Given exercise >> Work through the entries below and report how many lines include "Coordinated". The number alone is the answer.

Raw data >>

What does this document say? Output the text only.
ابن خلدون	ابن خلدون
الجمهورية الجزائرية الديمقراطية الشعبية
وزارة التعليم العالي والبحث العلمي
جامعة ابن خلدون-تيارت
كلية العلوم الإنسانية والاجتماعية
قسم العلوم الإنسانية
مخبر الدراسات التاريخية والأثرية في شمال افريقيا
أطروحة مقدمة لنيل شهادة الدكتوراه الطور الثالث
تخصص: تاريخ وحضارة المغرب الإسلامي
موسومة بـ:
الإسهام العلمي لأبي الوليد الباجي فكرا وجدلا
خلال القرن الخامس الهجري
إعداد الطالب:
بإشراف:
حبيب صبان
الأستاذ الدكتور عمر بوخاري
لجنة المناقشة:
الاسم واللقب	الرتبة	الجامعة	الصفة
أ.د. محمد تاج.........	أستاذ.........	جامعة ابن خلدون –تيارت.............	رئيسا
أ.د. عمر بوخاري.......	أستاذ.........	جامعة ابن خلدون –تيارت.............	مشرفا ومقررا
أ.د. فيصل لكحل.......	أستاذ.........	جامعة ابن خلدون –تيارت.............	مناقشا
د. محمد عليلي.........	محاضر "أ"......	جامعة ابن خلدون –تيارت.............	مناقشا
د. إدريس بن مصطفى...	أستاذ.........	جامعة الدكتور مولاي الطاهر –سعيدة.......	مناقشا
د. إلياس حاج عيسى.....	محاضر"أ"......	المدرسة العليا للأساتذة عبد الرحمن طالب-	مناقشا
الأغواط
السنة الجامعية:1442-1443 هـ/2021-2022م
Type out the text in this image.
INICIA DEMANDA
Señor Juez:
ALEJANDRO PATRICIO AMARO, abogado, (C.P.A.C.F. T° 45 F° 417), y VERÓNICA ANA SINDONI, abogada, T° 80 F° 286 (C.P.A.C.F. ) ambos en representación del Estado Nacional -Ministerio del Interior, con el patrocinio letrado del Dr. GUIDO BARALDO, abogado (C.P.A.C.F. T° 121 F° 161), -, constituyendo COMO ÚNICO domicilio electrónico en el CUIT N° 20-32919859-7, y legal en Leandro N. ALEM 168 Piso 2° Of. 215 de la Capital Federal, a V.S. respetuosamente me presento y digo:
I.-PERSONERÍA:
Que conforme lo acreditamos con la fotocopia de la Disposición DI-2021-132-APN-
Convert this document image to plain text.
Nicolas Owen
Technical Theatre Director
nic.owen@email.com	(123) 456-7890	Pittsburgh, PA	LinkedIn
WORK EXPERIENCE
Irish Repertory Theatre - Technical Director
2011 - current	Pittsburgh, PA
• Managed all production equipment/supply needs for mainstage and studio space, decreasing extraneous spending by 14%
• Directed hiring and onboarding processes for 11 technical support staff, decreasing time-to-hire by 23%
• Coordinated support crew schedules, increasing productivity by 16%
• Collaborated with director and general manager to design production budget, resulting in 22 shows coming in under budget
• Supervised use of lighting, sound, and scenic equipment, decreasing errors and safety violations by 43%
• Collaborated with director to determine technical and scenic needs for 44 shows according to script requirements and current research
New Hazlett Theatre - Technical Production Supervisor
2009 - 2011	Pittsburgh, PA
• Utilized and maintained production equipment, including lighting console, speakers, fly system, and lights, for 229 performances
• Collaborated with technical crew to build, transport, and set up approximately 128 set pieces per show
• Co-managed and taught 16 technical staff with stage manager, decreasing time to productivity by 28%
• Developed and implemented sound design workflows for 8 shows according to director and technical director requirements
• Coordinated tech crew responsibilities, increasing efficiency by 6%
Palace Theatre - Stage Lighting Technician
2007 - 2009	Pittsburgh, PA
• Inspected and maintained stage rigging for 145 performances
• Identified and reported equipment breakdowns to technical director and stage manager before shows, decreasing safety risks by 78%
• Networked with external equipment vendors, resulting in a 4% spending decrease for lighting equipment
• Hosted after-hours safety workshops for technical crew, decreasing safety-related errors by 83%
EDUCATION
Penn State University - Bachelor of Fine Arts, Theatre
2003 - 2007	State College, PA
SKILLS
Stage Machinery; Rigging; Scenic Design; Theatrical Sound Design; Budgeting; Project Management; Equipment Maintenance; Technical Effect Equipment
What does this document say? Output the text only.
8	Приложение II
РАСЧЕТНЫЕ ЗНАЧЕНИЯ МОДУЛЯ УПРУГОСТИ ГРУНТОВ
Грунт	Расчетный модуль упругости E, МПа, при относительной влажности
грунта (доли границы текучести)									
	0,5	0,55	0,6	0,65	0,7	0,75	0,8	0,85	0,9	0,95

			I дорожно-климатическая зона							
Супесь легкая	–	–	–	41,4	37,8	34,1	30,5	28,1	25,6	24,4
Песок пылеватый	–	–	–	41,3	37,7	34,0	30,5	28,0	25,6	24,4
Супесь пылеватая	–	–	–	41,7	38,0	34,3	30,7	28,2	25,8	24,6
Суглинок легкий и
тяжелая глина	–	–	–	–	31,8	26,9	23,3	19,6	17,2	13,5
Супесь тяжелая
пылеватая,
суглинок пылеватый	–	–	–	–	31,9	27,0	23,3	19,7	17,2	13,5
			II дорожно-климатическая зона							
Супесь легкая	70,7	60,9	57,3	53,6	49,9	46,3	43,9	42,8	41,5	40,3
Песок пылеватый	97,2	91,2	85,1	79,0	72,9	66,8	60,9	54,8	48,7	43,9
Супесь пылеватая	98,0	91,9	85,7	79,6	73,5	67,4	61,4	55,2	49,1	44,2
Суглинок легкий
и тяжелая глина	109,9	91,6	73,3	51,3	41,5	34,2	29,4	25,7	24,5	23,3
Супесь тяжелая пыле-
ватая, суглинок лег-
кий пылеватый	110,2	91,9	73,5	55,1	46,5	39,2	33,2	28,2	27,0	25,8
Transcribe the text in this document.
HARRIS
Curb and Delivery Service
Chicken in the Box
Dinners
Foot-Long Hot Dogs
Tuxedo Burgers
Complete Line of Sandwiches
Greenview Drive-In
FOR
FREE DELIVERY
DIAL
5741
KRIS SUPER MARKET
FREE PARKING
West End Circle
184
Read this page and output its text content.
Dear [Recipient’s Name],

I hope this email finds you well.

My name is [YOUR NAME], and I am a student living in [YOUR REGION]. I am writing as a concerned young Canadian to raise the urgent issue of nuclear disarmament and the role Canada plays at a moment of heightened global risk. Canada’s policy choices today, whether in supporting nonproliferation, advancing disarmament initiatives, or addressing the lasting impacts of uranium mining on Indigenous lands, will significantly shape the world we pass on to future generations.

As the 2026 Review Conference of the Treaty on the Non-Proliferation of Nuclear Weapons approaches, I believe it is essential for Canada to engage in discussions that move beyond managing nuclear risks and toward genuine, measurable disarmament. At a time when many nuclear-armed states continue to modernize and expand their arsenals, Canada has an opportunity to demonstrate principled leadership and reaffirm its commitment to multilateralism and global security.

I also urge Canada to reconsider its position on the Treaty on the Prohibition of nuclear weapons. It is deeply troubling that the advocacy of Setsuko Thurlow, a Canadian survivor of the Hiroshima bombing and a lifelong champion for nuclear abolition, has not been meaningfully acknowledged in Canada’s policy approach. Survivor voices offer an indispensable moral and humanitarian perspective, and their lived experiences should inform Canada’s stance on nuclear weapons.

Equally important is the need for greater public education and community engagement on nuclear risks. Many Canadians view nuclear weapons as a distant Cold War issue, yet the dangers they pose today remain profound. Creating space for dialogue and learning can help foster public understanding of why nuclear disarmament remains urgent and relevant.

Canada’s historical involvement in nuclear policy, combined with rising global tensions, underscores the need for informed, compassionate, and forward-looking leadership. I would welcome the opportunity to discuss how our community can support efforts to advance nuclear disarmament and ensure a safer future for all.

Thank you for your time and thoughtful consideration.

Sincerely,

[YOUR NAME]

Written answer >> 2